▶ _WRITTEN INSTRUCTION_
Could you print the material below word for word, from its first line through the line that contains "118, 51, 132]", with both of those lines included?

▶ _EXERCISE MATERIALS_
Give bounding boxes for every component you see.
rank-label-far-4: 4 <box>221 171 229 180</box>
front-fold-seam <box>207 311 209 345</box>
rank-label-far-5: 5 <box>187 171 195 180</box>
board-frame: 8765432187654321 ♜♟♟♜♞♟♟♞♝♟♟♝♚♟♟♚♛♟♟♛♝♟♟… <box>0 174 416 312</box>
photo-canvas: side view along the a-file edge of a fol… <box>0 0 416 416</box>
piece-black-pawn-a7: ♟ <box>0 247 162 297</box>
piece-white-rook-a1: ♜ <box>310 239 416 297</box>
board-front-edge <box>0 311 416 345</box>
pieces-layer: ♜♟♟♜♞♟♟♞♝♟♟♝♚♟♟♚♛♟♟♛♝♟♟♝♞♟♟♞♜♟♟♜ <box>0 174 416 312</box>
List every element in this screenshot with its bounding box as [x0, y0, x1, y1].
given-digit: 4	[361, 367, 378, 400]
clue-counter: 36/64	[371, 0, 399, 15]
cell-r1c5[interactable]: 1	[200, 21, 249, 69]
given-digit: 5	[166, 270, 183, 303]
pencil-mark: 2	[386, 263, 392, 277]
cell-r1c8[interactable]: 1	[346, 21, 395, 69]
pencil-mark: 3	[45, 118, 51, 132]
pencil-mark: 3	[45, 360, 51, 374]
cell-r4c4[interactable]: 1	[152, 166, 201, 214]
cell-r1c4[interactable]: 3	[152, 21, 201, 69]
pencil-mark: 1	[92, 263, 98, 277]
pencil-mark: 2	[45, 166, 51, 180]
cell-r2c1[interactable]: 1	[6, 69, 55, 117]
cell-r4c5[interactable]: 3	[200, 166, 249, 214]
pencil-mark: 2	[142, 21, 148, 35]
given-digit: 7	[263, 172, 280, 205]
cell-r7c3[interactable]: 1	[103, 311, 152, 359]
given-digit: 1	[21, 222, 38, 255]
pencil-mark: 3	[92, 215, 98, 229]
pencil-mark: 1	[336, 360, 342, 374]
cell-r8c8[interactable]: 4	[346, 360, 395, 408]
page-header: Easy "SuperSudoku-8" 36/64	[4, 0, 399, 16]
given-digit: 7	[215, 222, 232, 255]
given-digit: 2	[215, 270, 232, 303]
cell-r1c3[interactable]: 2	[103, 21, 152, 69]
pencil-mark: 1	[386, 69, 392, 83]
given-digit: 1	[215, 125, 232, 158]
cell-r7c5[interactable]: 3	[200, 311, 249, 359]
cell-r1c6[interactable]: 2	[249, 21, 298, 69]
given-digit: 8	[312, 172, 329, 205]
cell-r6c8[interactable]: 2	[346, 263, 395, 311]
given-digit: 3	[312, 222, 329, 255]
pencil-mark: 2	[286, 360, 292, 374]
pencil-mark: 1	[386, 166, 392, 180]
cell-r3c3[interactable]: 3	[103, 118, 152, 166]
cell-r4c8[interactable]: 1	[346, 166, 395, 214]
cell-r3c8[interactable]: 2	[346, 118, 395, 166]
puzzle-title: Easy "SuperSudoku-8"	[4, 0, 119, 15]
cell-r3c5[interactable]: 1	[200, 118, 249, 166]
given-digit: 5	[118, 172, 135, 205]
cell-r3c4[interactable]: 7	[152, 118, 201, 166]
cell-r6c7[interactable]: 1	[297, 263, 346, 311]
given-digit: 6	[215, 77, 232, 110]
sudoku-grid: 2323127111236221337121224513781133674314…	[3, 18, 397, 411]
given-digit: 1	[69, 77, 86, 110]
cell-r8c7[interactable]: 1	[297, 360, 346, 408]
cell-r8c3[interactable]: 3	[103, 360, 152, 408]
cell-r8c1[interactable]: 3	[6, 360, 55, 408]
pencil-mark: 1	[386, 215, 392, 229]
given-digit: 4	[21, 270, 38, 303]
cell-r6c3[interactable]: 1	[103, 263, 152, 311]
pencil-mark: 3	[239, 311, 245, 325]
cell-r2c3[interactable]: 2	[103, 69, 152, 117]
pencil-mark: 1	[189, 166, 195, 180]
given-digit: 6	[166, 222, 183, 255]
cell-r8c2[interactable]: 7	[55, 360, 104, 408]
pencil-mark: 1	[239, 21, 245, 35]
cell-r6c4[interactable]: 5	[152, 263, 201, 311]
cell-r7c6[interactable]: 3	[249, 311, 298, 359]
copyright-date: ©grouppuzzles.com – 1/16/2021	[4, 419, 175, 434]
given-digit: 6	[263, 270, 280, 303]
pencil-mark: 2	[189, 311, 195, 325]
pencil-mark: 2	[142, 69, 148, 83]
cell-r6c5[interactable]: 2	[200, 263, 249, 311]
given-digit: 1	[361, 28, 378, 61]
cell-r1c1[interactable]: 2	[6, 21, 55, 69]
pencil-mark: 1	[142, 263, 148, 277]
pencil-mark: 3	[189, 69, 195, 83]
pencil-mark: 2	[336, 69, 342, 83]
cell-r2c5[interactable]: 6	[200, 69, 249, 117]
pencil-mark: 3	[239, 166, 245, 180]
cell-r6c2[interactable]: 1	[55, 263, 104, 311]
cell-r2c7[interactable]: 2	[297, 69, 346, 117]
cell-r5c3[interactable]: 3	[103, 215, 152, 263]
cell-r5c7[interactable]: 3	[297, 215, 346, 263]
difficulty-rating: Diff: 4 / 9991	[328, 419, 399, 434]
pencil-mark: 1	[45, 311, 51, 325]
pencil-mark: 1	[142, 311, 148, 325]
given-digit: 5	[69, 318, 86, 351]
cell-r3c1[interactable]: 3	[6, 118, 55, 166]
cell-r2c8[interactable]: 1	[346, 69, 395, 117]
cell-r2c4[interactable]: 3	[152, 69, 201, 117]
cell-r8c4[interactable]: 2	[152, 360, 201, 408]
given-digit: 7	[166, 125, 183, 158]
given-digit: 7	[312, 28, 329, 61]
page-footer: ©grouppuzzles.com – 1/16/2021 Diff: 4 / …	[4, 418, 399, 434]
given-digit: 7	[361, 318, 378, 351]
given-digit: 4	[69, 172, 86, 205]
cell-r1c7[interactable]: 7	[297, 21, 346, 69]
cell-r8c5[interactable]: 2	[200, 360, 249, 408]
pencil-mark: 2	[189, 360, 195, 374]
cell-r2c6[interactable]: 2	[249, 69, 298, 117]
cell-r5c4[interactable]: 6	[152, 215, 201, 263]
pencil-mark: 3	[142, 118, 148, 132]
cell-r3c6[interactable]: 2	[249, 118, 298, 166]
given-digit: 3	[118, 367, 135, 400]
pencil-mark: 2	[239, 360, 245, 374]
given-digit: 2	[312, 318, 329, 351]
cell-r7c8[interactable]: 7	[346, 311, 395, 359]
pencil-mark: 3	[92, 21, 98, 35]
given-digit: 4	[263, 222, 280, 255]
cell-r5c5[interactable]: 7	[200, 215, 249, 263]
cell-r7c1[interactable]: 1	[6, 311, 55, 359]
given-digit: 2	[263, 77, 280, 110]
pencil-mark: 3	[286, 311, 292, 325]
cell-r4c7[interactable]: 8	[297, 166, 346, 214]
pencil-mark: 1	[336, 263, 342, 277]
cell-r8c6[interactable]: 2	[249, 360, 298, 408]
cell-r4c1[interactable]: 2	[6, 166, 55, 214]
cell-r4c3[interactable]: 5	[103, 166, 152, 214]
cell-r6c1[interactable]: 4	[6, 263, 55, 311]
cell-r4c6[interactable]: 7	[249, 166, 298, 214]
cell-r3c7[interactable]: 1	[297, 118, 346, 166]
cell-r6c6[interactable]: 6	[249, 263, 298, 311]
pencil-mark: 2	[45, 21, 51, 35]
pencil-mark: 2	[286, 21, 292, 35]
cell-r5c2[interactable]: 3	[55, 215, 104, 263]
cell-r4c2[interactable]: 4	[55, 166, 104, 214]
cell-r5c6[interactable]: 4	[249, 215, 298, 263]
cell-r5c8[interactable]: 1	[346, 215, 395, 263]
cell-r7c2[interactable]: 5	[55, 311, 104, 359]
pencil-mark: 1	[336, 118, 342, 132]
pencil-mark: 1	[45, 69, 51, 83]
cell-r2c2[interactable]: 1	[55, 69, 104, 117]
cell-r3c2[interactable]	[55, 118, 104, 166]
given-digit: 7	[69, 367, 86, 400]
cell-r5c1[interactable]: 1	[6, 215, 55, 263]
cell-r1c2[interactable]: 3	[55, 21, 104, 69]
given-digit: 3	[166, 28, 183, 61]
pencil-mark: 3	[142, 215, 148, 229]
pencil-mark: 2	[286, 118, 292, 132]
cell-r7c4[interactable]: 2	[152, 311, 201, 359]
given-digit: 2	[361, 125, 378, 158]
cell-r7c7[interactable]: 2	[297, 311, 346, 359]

▶ _ANSWER_
Give bounding boxes for every component you see.
rank-label-far-4: 4 <box>221 171 229 180</box>
front-fold-seam <box>207 311 209 345</box>
rank-label-far-5: 5 <box>187 171 195 180</box>
board-frame: 8765432187654321 ♜♟♟♜♞♟♟♞♝♟♟♝♚♟♟♚♛♟♟♛♝♟♟… <box>0 174 416 312</box>
photo-canvas: side view along the a-file edge of a fol… <box>0 0 416 416</box>
piece-black-pawn-a7: ♟ <box>0 247 162 297</box>
piece-white-rook-a1: ♜ <box>310 239 416 297</box>
board-front-edge <box>0 311 416 345</box>
pieces-layer: ♜♟♟♜♞♟♟♞♝♟♟♝♚♟♟♚♛♟♟♛♝♟♟♝♞♟♟♞♜♟♟♜ <box>0 174 416 312</box>
List every element in this screenshot with its bounding box as [x0, y0, x1, y1].
given-digit: 4	[361, 367, 378, 400]
clue-counter: 36/64	[371, 0, 399, 15]
cell-r1c5[interactable]: 1	[200, 21, 249, 69]
given-digit: 5	[166, 270, 183, 303]
pencil-mark: 2	[386, 263, 392, 277]
cell-r1c8[interactable]: 1	[346, 21, 395, 69]
pencil-mark: 3	[45, 118, 51, 132]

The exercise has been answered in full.